> _Task requirements_
Check each line for the string "полной" and give only the count of lines that have it.

*** Data for this task

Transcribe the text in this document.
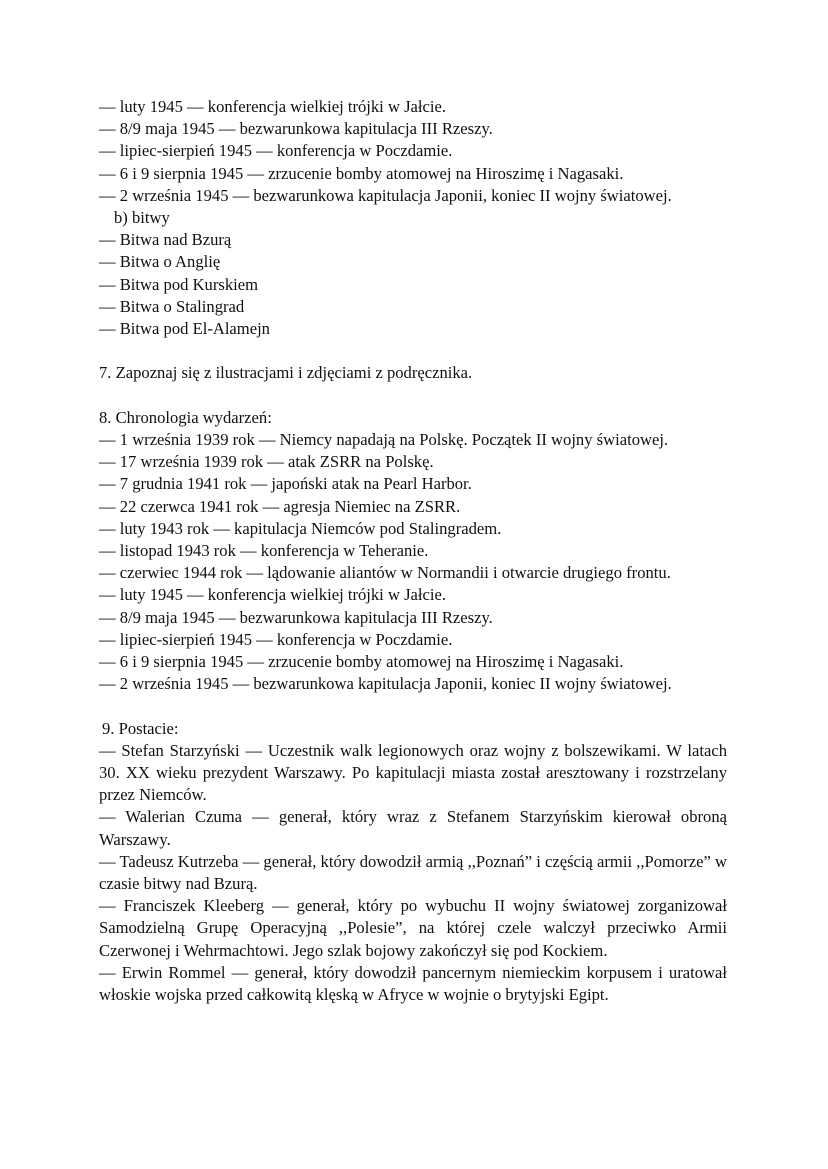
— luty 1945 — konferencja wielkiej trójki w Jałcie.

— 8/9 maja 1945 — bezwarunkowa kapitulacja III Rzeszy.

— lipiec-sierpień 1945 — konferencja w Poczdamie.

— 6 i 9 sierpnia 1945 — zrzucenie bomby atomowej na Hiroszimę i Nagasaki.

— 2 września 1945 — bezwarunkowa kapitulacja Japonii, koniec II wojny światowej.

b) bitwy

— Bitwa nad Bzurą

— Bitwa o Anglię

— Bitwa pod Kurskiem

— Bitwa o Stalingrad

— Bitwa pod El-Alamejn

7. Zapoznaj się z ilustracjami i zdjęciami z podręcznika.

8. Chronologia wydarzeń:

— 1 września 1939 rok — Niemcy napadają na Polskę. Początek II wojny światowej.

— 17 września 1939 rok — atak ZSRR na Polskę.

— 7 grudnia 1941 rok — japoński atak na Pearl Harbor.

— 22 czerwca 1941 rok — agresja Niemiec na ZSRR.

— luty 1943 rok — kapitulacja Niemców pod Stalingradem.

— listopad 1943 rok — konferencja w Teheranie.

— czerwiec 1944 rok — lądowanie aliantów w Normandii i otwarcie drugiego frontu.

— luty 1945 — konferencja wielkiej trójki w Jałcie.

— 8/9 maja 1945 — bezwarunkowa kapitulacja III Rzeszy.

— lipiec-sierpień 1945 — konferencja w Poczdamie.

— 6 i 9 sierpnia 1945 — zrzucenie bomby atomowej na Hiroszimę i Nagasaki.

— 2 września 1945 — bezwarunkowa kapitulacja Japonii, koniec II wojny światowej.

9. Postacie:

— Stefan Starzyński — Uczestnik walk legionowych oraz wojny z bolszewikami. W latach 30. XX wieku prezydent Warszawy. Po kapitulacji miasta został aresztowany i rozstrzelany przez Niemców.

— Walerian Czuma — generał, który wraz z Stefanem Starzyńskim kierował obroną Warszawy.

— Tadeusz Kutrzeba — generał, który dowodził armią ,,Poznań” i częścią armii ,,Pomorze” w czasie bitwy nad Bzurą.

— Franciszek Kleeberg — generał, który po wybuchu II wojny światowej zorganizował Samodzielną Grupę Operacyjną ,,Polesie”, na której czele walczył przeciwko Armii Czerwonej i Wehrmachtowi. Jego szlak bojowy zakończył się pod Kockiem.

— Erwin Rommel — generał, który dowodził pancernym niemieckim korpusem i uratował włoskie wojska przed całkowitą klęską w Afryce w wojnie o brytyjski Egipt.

******
*** Data for this task

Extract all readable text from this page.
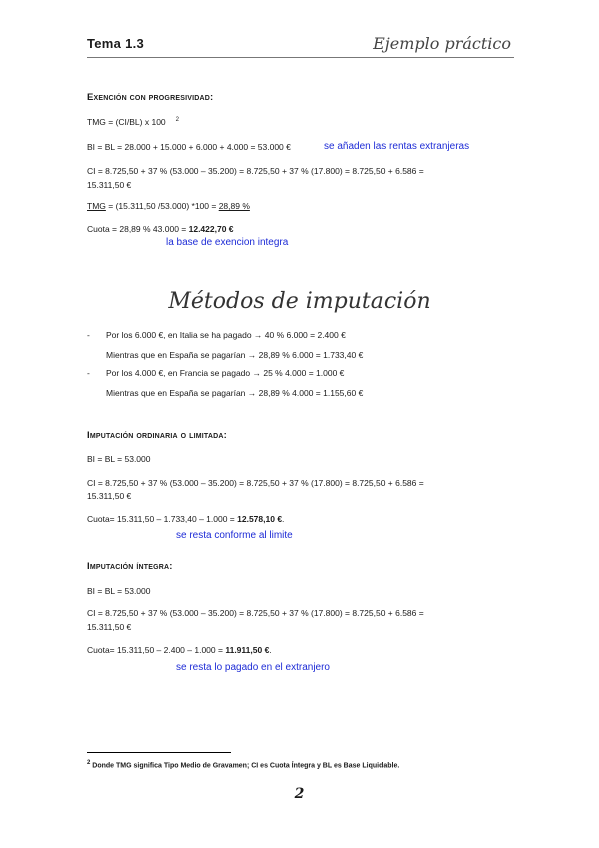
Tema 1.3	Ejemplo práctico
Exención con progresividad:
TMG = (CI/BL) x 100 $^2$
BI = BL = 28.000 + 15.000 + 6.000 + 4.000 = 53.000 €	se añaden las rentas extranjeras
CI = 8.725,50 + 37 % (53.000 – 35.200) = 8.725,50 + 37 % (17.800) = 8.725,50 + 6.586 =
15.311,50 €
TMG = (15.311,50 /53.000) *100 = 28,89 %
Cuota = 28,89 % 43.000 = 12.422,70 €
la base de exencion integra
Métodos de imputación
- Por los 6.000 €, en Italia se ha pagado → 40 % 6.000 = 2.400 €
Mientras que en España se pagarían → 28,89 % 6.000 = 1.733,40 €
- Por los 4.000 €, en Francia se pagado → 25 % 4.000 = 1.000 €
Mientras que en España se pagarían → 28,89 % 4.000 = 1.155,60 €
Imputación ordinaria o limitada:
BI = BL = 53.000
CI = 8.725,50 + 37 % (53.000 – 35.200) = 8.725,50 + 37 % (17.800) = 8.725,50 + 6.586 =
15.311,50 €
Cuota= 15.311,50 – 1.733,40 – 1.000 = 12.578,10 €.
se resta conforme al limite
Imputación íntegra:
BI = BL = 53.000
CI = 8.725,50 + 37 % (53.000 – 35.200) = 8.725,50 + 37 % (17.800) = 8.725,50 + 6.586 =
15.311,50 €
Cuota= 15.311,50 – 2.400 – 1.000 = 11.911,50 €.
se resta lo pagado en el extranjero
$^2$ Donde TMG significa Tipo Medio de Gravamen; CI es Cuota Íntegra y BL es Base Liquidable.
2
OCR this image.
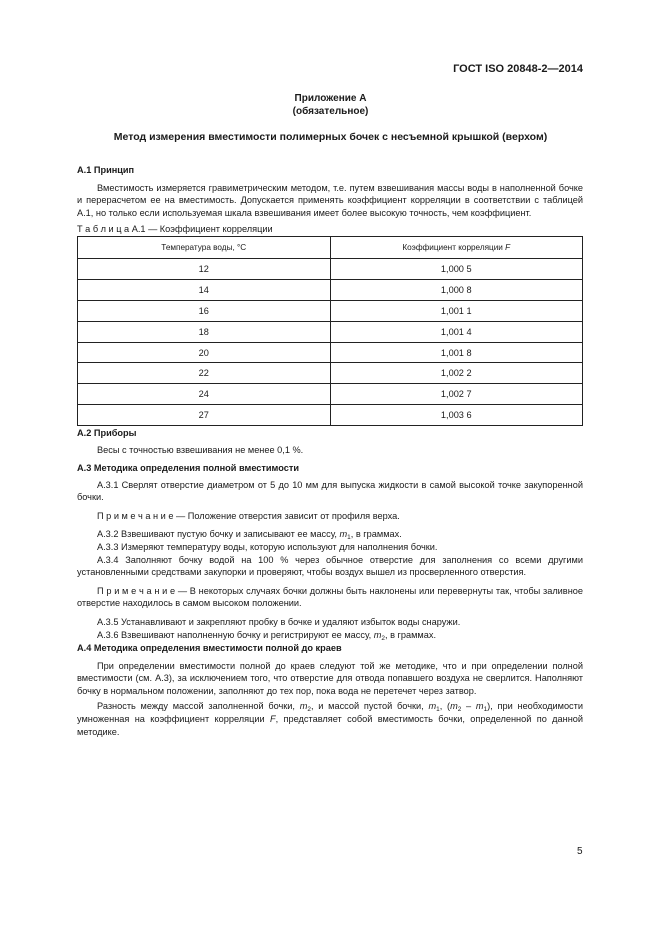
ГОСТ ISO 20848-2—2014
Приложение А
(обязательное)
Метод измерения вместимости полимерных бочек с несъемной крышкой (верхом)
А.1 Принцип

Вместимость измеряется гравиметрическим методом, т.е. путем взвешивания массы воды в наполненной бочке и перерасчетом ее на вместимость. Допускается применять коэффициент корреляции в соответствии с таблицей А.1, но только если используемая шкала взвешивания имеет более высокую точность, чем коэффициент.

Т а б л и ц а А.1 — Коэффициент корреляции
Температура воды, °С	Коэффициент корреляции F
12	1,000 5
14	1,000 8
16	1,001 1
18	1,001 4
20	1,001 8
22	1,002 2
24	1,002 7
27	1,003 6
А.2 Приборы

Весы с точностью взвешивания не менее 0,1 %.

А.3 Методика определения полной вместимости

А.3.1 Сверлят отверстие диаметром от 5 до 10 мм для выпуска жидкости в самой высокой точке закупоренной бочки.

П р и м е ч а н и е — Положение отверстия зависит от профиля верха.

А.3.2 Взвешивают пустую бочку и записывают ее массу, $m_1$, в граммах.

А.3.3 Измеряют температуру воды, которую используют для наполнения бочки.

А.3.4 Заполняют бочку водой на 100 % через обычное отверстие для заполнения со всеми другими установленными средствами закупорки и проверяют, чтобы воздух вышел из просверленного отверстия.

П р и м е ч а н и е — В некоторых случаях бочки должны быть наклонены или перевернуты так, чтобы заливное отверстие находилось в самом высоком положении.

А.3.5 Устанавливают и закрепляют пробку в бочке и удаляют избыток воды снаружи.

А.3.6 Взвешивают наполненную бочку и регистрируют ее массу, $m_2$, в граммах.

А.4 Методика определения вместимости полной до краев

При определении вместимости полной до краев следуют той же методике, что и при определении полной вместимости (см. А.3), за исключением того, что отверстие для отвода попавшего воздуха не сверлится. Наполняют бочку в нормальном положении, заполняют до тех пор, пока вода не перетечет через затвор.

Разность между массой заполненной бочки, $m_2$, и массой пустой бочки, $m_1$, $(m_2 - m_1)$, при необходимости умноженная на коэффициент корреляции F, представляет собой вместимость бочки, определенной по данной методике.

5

******
*** Data for this task

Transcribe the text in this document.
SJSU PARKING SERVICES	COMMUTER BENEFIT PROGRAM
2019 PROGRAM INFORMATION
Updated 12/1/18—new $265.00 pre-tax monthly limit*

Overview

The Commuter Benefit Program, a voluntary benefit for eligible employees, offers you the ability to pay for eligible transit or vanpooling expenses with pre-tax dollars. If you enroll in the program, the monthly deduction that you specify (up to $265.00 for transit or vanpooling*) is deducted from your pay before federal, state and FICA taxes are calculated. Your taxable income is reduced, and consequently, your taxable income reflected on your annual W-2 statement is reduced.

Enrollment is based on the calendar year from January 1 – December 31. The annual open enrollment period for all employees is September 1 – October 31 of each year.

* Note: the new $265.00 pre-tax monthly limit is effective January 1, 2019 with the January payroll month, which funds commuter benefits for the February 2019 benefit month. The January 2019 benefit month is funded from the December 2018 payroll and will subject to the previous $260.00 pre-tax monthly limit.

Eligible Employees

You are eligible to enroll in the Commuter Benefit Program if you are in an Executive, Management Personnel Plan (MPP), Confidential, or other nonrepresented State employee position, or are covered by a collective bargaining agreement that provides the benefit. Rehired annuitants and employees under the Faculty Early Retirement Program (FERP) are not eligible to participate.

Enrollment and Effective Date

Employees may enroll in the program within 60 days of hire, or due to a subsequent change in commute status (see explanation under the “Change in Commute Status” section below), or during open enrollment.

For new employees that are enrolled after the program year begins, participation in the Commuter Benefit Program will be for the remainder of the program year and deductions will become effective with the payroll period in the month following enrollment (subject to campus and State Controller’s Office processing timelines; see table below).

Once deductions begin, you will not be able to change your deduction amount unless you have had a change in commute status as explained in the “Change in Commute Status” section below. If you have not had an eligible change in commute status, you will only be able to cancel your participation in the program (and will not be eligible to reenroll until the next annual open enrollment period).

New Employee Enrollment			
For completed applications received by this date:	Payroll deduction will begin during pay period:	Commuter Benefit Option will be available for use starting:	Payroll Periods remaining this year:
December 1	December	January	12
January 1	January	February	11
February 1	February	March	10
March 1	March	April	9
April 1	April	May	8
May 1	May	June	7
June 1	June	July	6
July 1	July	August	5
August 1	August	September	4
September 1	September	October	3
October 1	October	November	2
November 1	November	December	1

******

> _Expected answer_
3